[Your objective]: Find the lines with the string "fonds" and return them.
[Start of Records provided]
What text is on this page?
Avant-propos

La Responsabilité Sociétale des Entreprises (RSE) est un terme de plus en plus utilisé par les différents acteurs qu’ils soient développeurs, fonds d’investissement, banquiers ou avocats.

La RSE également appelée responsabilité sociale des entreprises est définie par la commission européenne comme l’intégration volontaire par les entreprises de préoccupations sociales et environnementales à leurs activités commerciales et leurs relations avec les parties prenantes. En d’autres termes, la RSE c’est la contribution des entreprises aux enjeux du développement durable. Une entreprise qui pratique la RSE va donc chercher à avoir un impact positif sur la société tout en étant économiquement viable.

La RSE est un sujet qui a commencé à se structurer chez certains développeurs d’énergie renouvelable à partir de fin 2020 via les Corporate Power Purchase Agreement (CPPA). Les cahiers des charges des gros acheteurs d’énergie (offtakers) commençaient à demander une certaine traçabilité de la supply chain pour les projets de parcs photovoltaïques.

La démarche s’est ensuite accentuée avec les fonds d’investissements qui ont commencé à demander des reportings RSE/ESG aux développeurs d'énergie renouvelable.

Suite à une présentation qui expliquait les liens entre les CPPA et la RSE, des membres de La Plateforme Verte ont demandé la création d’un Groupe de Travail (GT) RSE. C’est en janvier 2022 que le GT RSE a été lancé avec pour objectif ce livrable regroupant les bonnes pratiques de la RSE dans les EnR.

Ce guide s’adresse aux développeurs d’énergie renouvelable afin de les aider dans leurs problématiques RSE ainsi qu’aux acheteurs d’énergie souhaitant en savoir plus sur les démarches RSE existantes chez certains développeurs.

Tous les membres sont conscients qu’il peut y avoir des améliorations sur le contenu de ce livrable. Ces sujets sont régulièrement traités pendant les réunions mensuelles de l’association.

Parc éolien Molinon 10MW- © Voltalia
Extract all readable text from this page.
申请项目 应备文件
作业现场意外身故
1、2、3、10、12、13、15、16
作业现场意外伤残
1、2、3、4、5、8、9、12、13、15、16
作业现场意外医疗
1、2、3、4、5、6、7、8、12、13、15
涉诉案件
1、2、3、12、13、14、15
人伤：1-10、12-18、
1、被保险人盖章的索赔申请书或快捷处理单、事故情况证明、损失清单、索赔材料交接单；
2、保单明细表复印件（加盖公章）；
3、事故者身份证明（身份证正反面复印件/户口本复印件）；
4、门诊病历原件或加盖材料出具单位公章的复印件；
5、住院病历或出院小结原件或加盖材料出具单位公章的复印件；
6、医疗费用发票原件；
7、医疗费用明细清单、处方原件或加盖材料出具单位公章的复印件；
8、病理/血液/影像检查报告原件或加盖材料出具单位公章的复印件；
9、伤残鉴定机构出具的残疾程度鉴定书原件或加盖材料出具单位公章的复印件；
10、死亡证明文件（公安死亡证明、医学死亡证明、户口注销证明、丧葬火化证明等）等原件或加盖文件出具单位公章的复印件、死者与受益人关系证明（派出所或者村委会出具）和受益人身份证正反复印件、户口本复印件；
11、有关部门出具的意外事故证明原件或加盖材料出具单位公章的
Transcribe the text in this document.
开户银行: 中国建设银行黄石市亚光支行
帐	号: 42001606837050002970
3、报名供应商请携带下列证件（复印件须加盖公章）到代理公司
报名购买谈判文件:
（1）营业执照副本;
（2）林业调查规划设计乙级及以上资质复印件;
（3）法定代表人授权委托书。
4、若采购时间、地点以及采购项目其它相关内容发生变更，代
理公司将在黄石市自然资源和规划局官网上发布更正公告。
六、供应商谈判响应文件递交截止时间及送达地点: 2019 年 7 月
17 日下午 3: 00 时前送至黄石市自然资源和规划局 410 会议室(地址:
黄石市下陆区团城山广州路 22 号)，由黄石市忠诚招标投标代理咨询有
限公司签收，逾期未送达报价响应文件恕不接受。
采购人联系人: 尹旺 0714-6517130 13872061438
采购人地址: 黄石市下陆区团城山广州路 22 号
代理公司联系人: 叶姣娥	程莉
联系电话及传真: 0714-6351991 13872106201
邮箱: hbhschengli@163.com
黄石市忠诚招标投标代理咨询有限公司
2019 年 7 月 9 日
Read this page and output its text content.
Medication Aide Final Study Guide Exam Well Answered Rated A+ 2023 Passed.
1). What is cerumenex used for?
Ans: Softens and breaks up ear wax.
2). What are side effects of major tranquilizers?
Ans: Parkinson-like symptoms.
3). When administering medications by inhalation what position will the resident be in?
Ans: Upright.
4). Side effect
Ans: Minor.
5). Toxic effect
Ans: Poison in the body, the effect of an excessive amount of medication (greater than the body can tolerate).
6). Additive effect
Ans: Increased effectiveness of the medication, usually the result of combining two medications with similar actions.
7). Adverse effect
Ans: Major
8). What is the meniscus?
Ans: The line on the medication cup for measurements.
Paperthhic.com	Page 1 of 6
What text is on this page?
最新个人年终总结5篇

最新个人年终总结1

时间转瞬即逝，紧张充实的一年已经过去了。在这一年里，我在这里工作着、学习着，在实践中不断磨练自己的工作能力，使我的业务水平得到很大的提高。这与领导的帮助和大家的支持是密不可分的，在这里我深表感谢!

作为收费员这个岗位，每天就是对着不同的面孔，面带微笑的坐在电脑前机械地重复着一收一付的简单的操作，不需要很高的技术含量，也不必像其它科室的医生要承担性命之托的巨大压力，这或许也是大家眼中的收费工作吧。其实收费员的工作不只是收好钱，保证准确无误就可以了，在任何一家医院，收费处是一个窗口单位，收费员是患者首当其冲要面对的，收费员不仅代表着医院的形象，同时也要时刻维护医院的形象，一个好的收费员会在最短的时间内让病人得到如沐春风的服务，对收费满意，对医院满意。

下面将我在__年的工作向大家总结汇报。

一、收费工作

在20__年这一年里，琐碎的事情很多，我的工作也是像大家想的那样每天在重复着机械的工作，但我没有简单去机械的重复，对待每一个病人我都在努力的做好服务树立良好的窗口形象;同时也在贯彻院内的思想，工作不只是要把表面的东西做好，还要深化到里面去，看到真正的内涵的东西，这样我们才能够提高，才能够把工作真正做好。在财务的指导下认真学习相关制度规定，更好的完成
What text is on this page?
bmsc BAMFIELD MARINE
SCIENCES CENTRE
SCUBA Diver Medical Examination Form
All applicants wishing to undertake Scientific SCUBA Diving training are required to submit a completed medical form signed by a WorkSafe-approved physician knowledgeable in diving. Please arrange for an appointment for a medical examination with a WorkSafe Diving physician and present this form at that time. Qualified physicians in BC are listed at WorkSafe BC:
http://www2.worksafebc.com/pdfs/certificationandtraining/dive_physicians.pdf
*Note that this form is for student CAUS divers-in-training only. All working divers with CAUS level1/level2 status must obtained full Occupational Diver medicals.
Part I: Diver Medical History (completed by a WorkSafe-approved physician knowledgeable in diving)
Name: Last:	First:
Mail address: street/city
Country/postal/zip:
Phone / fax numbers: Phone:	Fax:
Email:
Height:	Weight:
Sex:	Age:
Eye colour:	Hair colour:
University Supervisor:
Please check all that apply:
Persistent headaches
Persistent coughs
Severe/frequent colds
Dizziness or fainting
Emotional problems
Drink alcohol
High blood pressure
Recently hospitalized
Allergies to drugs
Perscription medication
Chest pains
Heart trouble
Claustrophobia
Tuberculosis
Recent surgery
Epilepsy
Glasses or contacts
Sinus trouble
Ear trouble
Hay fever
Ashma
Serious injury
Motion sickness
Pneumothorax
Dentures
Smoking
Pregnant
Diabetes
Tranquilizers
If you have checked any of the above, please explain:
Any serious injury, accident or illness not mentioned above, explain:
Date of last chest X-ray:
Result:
[End of Records provided]
[Written response]:
La Responsabilité Sociétale des Entreprises (RSE) est un terme de plus en plus utilisé par les différents acteurs qu’ils soient développeurs, fonds d’investissement, banquiers ou avocats.
La démarche s’est ensuite accentuée avec les fonds d’investissements qui ont commencé à demander des reportings RSE/ESG aux développeurs d'énergie renouvelable.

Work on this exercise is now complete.